### Aim of the task
Tally the lines that include the word "грузом" and reply with nothing but the total.

[Entries taken from a collection]
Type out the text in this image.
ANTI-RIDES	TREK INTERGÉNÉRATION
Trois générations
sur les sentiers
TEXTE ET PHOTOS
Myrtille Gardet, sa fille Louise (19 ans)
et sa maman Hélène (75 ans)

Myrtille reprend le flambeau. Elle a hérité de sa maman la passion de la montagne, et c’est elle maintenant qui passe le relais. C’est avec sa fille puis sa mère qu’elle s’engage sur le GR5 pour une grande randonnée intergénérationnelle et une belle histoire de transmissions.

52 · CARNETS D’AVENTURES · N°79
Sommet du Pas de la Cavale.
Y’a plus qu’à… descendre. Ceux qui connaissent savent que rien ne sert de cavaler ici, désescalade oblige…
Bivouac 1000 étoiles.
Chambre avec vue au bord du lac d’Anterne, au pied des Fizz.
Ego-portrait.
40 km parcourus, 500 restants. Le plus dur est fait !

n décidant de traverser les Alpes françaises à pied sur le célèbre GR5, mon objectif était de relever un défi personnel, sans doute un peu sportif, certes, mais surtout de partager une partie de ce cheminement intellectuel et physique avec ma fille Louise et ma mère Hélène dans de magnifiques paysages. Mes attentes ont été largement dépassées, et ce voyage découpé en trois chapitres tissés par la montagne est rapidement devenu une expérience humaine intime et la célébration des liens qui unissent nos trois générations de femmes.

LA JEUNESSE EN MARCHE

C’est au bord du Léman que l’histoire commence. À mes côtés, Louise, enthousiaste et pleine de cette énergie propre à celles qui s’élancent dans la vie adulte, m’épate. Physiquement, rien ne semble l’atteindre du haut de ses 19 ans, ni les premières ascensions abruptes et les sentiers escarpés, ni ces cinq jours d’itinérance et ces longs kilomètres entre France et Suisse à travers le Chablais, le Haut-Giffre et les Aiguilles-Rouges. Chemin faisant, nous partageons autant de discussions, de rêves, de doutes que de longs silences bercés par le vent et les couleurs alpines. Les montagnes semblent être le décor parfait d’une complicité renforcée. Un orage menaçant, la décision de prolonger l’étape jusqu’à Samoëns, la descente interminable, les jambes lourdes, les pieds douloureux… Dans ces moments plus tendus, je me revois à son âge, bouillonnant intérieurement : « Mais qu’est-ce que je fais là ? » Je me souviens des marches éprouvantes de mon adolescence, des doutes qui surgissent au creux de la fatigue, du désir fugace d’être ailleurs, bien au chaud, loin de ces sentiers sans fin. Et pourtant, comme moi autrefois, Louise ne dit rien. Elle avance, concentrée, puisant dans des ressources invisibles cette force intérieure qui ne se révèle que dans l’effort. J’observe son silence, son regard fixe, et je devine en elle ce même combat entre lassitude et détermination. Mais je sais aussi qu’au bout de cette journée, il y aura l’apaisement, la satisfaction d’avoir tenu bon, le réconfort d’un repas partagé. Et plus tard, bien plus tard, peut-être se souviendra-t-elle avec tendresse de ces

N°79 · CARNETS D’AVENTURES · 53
==
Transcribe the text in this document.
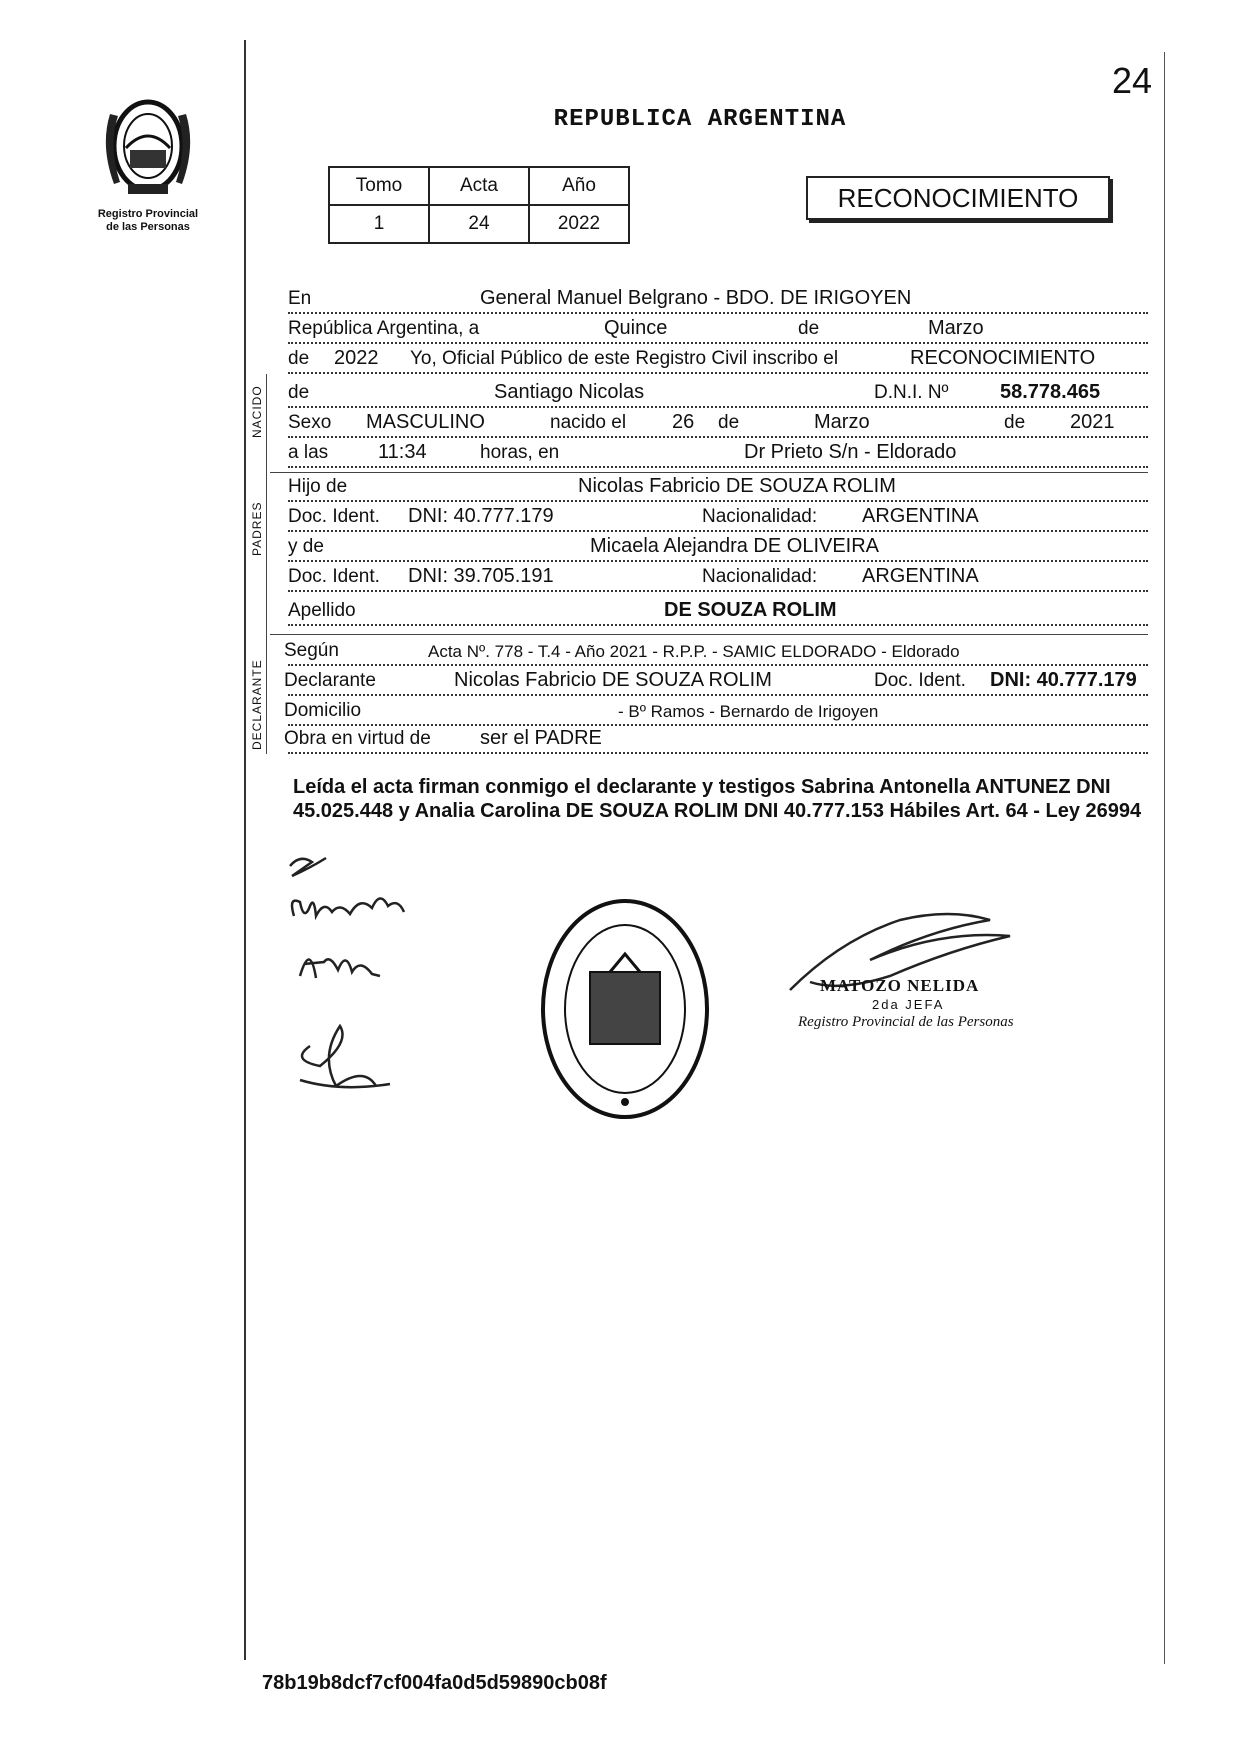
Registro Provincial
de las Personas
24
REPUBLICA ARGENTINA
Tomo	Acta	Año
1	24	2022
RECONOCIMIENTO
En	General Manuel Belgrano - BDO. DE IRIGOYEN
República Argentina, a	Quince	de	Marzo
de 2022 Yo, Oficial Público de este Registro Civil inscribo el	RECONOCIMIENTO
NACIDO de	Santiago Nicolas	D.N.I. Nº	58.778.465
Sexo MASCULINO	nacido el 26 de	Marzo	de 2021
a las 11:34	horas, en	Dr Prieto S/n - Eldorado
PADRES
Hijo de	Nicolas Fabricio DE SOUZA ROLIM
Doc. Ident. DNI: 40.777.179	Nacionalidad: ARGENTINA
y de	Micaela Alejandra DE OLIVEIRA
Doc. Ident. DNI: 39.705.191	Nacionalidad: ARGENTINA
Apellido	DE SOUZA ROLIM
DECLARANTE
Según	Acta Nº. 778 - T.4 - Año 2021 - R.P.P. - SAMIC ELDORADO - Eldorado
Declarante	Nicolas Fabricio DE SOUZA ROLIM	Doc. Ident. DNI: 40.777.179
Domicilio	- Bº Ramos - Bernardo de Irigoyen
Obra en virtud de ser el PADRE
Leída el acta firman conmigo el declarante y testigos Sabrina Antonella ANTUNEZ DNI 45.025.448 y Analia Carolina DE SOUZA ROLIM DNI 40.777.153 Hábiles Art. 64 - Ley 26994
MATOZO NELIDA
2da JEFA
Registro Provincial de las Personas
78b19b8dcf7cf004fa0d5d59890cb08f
---
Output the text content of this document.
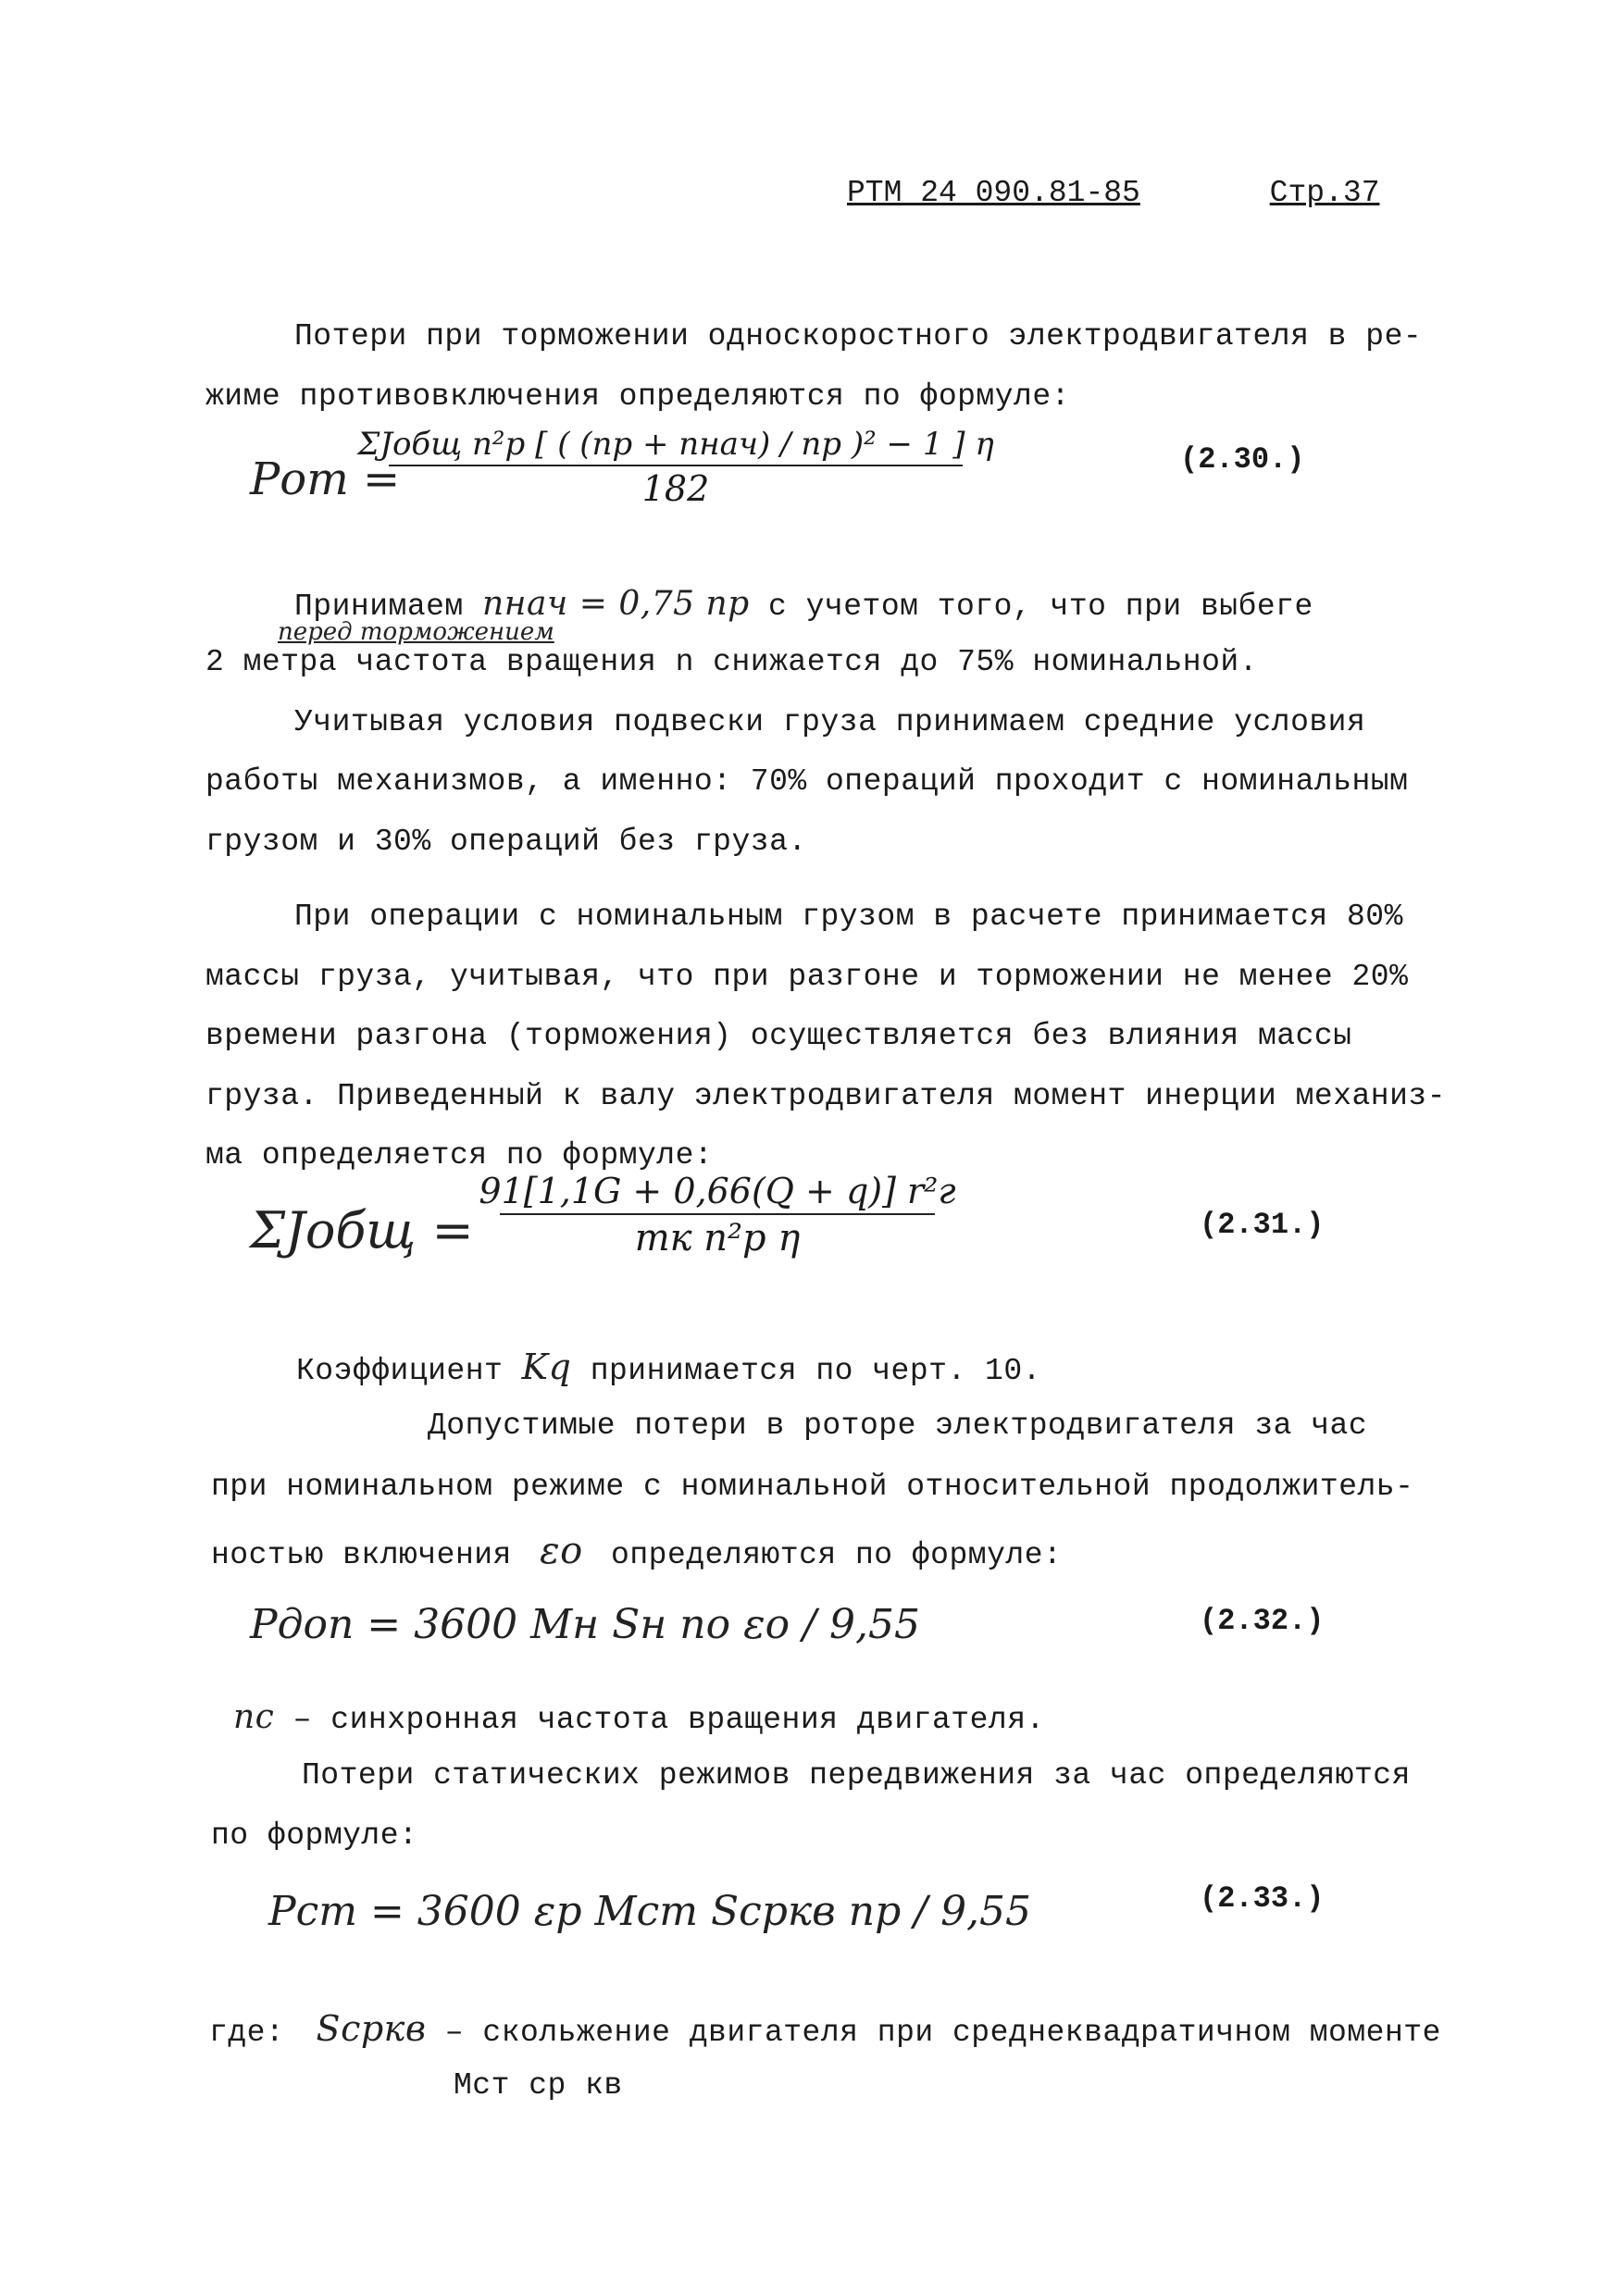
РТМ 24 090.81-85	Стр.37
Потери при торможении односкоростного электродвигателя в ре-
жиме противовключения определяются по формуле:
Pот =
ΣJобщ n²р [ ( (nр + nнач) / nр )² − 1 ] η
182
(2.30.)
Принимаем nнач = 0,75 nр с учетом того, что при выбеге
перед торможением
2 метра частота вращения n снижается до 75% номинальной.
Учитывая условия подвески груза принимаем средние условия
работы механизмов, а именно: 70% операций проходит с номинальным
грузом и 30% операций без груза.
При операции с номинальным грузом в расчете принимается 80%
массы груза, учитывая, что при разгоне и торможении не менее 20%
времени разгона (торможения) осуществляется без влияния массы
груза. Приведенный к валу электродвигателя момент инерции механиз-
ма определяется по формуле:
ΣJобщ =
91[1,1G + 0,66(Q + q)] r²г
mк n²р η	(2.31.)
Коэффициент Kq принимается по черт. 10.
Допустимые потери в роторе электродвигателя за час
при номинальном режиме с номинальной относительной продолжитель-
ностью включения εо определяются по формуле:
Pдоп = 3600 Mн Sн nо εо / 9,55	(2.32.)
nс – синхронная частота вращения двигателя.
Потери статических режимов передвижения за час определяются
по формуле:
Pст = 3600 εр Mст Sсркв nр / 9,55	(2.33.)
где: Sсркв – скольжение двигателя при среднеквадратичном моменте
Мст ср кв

### Expected answer
2